◆ **WHAT IS BEING ASKED**:
Gather every line below where "Chip" appears.

Stored entries
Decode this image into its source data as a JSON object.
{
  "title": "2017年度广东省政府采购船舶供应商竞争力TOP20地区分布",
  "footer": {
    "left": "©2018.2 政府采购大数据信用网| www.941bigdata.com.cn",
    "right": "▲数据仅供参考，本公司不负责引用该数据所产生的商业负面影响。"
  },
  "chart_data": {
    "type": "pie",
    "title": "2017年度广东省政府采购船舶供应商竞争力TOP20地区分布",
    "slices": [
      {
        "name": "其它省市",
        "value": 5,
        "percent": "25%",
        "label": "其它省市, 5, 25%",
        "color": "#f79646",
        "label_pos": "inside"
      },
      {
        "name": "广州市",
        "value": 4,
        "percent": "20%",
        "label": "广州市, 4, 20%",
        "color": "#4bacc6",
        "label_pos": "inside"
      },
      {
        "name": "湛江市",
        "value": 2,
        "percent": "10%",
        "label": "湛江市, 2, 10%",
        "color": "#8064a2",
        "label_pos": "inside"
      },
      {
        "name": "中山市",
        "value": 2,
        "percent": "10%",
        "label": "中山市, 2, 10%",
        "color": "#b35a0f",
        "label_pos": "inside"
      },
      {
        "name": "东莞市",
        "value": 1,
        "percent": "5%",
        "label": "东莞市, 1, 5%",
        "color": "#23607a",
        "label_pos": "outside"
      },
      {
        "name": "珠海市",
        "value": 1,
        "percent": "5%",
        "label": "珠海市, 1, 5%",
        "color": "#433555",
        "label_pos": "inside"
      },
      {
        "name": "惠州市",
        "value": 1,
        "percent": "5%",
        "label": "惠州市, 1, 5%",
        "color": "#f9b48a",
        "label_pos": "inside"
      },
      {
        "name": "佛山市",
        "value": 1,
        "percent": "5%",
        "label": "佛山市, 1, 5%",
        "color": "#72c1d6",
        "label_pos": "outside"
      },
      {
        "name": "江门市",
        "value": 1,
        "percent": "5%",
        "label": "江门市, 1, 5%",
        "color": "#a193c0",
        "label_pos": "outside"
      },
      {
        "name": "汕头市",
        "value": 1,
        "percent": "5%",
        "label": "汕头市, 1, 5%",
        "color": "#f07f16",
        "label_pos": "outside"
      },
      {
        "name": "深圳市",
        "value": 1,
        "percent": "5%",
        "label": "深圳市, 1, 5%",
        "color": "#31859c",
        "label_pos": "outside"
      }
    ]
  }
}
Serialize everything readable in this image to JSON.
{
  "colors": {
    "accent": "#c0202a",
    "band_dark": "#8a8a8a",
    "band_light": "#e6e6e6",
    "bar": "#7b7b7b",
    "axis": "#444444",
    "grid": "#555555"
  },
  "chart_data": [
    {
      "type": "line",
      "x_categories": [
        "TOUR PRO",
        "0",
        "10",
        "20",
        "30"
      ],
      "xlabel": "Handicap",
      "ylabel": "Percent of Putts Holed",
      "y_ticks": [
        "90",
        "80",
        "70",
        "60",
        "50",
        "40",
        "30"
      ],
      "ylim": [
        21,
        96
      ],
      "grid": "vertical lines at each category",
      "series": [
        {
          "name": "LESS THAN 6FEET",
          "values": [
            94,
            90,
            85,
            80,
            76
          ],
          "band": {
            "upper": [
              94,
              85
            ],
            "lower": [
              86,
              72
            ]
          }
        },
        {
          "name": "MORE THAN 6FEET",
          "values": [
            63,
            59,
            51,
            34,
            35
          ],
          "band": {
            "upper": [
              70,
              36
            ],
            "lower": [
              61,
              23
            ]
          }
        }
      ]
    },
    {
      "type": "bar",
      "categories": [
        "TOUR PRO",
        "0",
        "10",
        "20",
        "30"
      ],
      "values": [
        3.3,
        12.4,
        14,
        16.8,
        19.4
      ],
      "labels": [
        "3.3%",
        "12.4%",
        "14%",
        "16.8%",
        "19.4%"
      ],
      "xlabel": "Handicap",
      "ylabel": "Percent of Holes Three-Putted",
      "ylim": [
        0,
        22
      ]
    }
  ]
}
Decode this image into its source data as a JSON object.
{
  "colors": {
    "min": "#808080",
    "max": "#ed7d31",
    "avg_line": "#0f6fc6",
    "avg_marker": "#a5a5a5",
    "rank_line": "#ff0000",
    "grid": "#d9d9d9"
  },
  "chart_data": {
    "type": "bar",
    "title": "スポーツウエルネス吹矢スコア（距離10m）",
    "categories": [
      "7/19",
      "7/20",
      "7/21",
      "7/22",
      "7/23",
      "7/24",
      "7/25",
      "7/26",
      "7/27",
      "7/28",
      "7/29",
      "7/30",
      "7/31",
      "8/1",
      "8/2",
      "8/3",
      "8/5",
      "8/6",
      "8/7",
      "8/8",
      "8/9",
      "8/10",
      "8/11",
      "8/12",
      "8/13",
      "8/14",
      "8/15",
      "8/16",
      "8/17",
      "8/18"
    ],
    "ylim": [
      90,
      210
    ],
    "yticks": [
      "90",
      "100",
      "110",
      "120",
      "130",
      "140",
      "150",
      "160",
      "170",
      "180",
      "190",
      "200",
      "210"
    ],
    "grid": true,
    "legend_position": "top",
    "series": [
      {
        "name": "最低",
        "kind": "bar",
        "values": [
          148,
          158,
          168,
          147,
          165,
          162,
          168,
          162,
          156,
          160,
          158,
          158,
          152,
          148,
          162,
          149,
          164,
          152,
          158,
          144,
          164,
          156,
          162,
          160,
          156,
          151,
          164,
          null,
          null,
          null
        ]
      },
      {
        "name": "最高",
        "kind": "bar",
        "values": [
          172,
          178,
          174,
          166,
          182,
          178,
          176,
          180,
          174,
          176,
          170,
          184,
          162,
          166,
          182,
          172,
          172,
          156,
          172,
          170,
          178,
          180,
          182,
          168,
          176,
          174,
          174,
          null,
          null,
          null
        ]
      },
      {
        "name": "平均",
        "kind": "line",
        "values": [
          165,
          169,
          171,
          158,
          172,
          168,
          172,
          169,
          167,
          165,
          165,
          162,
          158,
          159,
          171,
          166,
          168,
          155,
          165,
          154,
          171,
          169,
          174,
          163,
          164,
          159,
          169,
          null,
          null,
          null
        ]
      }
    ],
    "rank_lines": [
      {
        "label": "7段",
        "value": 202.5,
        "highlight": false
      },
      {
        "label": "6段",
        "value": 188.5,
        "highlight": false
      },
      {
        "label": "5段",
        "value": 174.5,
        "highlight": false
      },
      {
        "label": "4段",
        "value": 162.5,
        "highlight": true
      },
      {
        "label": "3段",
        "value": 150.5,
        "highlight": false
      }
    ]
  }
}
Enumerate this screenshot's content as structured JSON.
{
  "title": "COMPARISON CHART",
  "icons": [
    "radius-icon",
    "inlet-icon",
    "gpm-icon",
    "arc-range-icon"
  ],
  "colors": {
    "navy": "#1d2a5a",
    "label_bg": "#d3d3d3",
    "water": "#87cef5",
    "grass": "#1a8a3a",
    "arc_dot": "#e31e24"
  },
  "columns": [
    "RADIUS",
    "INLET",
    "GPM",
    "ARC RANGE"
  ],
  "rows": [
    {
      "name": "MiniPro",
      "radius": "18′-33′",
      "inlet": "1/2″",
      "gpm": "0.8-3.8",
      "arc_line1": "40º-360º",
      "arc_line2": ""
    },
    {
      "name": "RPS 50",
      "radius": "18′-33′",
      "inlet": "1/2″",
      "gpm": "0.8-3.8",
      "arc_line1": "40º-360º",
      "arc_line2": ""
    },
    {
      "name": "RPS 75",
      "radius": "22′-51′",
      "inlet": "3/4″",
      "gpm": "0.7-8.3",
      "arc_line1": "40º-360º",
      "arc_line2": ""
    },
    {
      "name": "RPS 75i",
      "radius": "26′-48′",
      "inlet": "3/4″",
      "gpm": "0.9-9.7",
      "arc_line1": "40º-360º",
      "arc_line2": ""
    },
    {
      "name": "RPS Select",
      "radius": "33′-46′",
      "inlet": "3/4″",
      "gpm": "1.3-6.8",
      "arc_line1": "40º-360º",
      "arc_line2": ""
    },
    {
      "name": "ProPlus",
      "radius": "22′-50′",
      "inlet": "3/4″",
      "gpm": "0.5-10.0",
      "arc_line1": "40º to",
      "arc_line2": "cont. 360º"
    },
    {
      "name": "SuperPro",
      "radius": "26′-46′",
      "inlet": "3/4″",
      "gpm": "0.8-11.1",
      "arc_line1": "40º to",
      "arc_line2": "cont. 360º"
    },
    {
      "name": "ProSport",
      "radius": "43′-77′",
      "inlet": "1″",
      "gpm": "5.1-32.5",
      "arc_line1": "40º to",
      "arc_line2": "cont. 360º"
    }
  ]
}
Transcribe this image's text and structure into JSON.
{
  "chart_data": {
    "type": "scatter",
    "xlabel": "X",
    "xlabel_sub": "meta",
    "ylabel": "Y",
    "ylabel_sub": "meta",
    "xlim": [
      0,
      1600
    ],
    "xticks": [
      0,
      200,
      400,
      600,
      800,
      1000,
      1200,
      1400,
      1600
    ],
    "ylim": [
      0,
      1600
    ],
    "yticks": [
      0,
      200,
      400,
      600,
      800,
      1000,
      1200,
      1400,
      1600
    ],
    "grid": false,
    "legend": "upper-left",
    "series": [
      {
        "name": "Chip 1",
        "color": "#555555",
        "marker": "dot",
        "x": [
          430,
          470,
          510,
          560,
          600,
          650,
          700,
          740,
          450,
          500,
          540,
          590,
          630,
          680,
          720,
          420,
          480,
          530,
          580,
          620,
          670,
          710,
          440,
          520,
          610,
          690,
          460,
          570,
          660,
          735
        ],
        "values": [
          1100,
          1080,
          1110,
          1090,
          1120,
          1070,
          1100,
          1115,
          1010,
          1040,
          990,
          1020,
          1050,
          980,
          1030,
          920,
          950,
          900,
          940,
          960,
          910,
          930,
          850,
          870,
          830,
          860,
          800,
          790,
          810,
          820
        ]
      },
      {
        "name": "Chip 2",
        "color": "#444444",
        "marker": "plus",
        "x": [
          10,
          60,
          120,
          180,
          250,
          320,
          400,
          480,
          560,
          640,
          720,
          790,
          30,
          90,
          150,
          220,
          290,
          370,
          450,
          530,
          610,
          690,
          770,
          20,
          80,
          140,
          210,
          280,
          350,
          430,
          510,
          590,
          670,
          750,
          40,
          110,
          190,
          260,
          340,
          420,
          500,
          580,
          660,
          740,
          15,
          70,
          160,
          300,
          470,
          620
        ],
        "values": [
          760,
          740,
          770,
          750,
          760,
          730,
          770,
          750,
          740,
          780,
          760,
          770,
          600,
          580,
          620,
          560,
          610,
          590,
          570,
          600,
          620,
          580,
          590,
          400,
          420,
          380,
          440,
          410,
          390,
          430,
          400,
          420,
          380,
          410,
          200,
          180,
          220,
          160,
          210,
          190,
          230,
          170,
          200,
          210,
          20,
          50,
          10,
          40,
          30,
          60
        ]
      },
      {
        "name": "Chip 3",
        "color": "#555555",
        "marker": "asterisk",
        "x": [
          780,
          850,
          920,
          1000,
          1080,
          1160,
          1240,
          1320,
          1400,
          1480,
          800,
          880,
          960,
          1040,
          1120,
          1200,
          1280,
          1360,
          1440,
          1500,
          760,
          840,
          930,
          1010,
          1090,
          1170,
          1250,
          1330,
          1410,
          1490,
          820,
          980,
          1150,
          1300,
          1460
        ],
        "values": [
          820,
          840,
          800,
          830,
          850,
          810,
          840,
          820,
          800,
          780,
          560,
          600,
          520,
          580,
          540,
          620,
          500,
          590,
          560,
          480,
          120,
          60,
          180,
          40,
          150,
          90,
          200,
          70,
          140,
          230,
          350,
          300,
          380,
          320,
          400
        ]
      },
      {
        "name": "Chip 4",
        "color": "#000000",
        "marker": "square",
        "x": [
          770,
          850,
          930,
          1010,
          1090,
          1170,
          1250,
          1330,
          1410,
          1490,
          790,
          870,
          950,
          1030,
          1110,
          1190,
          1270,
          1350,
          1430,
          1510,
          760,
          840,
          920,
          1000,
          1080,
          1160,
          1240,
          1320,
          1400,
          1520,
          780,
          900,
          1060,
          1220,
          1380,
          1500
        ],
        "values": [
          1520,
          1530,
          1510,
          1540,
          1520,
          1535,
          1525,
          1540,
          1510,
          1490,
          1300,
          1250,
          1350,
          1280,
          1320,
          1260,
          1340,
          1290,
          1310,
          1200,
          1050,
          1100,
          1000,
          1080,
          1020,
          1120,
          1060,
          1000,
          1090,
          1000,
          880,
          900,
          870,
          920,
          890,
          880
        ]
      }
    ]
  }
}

◆ **WORKED ANSWER**:
        "name": "Chip 1",
        "name": "Chip 2",
        "name": "Chip 3",
        "name": "Chip 4",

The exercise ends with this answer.